(Challenge)
Output all of the records exactly as written.

(Input for this task)
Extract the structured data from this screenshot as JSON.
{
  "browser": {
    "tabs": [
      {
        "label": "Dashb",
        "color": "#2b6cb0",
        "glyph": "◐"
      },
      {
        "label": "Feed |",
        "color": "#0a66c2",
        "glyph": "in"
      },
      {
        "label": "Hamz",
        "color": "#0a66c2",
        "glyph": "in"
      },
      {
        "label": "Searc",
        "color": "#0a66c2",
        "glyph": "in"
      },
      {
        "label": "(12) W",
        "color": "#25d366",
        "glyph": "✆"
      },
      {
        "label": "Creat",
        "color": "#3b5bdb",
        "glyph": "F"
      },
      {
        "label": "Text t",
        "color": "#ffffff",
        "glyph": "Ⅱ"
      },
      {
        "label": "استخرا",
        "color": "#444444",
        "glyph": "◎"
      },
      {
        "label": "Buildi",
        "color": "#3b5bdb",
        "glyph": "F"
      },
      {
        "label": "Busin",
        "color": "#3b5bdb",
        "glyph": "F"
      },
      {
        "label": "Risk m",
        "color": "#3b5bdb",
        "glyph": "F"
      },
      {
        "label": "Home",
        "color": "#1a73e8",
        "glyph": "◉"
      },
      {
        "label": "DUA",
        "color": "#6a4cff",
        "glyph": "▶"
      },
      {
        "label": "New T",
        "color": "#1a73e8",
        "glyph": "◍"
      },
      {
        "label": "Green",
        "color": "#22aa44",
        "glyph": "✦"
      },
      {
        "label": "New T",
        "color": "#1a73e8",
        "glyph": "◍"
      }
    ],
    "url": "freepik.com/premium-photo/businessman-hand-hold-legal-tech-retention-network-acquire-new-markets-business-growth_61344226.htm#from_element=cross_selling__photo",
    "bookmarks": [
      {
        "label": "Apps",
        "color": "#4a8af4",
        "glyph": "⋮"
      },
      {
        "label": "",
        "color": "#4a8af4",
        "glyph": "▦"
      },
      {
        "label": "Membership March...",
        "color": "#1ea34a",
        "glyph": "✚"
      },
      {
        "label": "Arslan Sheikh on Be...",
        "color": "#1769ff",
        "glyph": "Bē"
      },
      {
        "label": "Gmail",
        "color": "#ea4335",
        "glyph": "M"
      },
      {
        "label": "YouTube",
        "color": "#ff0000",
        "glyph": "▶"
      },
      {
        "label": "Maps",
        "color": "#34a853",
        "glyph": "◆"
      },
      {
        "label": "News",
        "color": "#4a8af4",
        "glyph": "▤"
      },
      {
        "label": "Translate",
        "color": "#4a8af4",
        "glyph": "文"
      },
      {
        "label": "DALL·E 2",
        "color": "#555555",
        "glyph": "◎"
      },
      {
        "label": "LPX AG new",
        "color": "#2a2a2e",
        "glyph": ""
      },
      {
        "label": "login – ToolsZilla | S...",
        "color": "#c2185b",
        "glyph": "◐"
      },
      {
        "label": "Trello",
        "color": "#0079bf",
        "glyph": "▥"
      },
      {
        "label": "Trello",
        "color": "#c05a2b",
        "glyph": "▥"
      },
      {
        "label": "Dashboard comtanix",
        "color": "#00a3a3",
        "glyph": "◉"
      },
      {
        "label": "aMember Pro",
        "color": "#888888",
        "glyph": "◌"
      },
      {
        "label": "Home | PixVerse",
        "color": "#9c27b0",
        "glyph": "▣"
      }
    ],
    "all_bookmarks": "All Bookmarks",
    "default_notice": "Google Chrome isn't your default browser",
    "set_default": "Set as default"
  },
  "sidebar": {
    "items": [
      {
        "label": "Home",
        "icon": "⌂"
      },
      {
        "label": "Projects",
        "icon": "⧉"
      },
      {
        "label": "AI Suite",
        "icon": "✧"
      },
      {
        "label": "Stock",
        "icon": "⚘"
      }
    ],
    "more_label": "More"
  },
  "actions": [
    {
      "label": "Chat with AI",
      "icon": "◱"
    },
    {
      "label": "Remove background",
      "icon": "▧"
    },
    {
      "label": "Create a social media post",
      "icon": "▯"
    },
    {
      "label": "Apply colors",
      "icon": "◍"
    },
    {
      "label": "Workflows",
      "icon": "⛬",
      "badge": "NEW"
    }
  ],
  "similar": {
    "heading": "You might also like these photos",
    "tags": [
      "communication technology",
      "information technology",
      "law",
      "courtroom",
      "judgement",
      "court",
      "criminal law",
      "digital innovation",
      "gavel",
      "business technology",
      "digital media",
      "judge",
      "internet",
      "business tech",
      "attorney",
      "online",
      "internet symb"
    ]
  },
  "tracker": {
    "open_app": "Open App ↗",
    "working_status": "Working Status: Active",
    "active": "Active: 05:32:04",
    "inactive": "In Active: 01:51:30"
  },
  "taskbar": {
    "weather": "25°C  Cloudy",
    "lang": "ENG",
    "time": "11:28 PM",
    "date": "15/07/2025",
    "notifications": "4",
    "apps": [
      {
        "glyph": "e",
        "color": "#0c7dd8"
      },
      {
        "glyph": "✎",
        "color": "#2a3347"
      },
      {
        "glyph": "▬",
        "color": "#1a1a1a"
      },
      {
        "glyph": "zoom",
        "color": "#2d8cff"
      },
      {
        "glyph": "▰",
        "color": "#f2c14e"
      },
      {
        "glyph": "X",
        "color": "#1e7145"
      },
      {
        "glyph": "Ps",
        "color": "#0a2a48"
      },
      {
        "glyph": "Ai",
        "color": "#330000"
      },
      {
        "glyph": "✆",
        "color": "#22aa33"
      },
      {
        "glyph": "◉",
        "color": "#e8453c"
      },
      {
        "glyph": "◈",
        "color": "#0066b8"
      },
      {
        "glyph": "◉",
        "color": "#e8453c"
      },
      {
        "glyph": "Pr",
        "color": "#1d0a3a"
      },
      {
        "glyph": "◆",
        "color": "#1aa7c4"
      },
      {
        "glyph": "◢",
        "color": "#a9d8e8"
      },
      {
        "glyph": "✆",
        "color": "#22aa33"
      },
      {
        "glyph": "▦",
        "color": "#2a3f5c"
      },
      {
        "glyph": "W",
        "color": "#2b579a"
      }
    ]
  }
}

(Task solution)
Extract the structured data from this screenshot as JSON.
{
  "browser": {
    "tabs": [
      {
        "label": "Dashb",
        "color": "#2b6cb0",
        "glyph": "◐"
      },
      {
        "label": "Feed |",
        "color": "#0a66c2",
        "glyph": "in"
      },
      {
        "label": "Hamz",
        "color": "#0a66c2",
        "glyph": "in"
      },
      {
        "label": "Searc",
        "color": "#0a66c2",
        "glyph": "in"
      },
      {
        "label": "(12) W",
        "color": "#25d366",
        "glyph": "✆"
      },
      {
        "label": "Creat",
        "color": "#3b5bdb",
        "glyph": "F"
      },
      {
        "label": "Text t",
        "color": "#ffffff",
        "glyph": "Ⅱ"
      },
      {
        "label": "استخرا",
        "color": "#444444",
        "glyph": "◎"
      },
      {
        "label": "Buildi",
        "color": "#3b5bdb",
        "glyph": "F"
      },
      {
        "label": "Busin",
        "color": "#3b5bdb",
        "glyph": "F"
      },
      {
        "label": "Risk m",
        "color": "#3b5bdb",
        "glyph": "F"
      },
      {
        "label": "Home",
        "color": "#1a73e8",
        "glyph": "◉"
      },
      {
        "label": "DUA",
        "color": "#6a4cff",
        "glyph": "▶"
      },
      {
        "label": "New T",
        "color": "#1a73e8",
        "glyph": "◍"
      },
      {
        "label": "Green",
        "color": "#22aa44",
        "glyph": "✦"
      },
      {
        "label": "New T",
        "color": "#1a73e8",
        "glyph": "◍"
      }
    ],
    "url": "freepik.com/premium-photo/businessman-hand-hold-legal-tech-retention-network-acquire-new-markets-business-growth_61344226.htm#from_element=cross_selling__photo",
    "bookmarks": [
      {
        "label": "Apps",
        "color": "#4a8af4",
        "glyph": "⋮"
      },
      {
        "label": "",
        "color": "#4a8af4",
        "glyph": "▦"
      },
      {
        "label": "Membership March...",
        "color": "#1ea34a",
        "glyph": "✚"
      },
      {
        "label": "Arslan Sheikh on Be...",
        "color": "#1769ff",
        "glyph": "Bē"
      },
      {
        "label": "Gmail",
        "color": "#ea4335",
        "glyph": "M"
      },
      {
        "label": "YouTube",
        "color": "#ff0000",
        "glyph": "▶"
      },
      {
        "label": "Maps",
        "color": "#34a853",
        "glyph": "◆"
      },
      {
        "label": "News",
        "color": "#4a8af4",
        "glyph": "▤"
      },
      {
        "label": "Translate",
        "color": "#4a8af4",
        "glyph": "文"
      },
      {
        "label": "DALL·E 2",
        "color": "#555555",
        "glyph": "◎"
      },
      {
        "label": "LPX AG new",
        "color": "#2a2a2e",
        "glyph": ""
      },
      {
        "label": "login – ToolsZilla | S...",
        "color": "#c2185b",
        "glyph": "◐"
      },
      {
        "label": "Trello",
        "color": "#0079bf",
        "glyph": "▥"
      },
      {
        "label": "Trello",
        "color": "#c05a2b",
        "glyph": "▥"
      },
      {
        "label": "Dashboard comtanix",
        "color": "#00a3a3",
        "glyph": "◉"
      },
      {
        "label": "aMember Pro",
        "color": "#888888",
        "glyph": "◌"
      },
      {
        "label": "Home | PixVerse",
        "color": "#9c27b0",
        "glyph": "▣"
      }
    ],
    "all_bookmarks": "All Bookmarks",
    "default_notice": "Google Chrome isn't your default browser",
    "set_default": "Set as default"
  },
  "sidebar": {
    "items": [
      {
        "label": "Home",
        "icon": "⌂"
      },
      {
        "label": "Projects",
        "icon": "⧉"
      },
      {
        "label": "AI Suite",
        "icon": "✧"
      },
      {
        "label": "Stock",
        "icon": "⚘"
      }
    ],
    "more_label": "More"
  },
  "actions": [
    {
      "label": "Chat with AI",
      "icon": "◱"
    },
    {
      "label": "Remove background",
      "icon": "▧"
    },
    {
      "label": "Create a social media post",
      "icon": "▯"
    },
    {
      "label": "Apply colors",
      "icon": "◍"
    },
    {
      "label": "Workflows",
      "icon": "⛬",
      "badge": "NEW"
    }
  ],
  "similar": {
    "heading": "You might also like these photos",
    "tags": [
      "communication technology",
      "information technology",
      "law",
      "courtroom",
      "judgement",
      "court",
      "criminal law",
      "digital innovation",
      "gavel",
      "business technology",
      "digital media",
      "judge",
      "internet",
      "business tech",
      "attorney",
      "online",
      "internet symb"
    ]
  },
  "tracker": {
    "open_app": "Open App ↗",
    "working_status": "Working Status: Active",
    "active": "Active: 05:32:04",
    "inactive": "In Active: 01:51:30"
  },
  "taskbar": {
    "weather": "25°C  Cloudy",
    "lang": "ENG",
    "time": "11:28 PM",
    "date": "15/07/2025",
    "notifications": "4",
    "apps": [
      {
        "glyph": "e",
        "color": "#0c7dd8"
      },
      {
        "glyph": "✎",
        "color": "#2a3347"
      },
      {
        "glyph": "▬",
        "color": "#1a1a1a"
      },
      {
        "glyph": "zoom",
        "color": "#2d8cff"
      },
      {
        "glyph": "▰",
        "color": "#f2c14e"
      },
      {
        "glyph": "X",
        "color": "#1e7145"
      },
      {
        "glyph": "Ps",
        "color": "#0a2a48"
      },
      {
        "glyph": "Ai",
        "color": "#330000"
      },
      {
        "glyph": "✆",
        "color": "#22aa33"
      },
      {
        "glyph": "◉",
        "color": "#e8453c"
      },
      {
        "glyph": "◈",
        "color": "#0066b8"
      },
      {
        "glyph": "◉",
        "color": "#e8453c"
      },
      {
        "glyph": "Pr",
        "color": "#1d0a3a"
      },
      {
        "glyph": "◆",
        "color": "#1aa7c4"
      },
      {
        "glyph": "◢",
        "color": "#a9d8e8"
      },
      {
        "glyph": "✆",
        "color": "#22aa33"
      },
      {
        "glyph": "▦",
        "color": "#2a3f5c"
      },
      {
        "glyph": "W",
        "color": "#2b579a"
      }
    ]
  }
}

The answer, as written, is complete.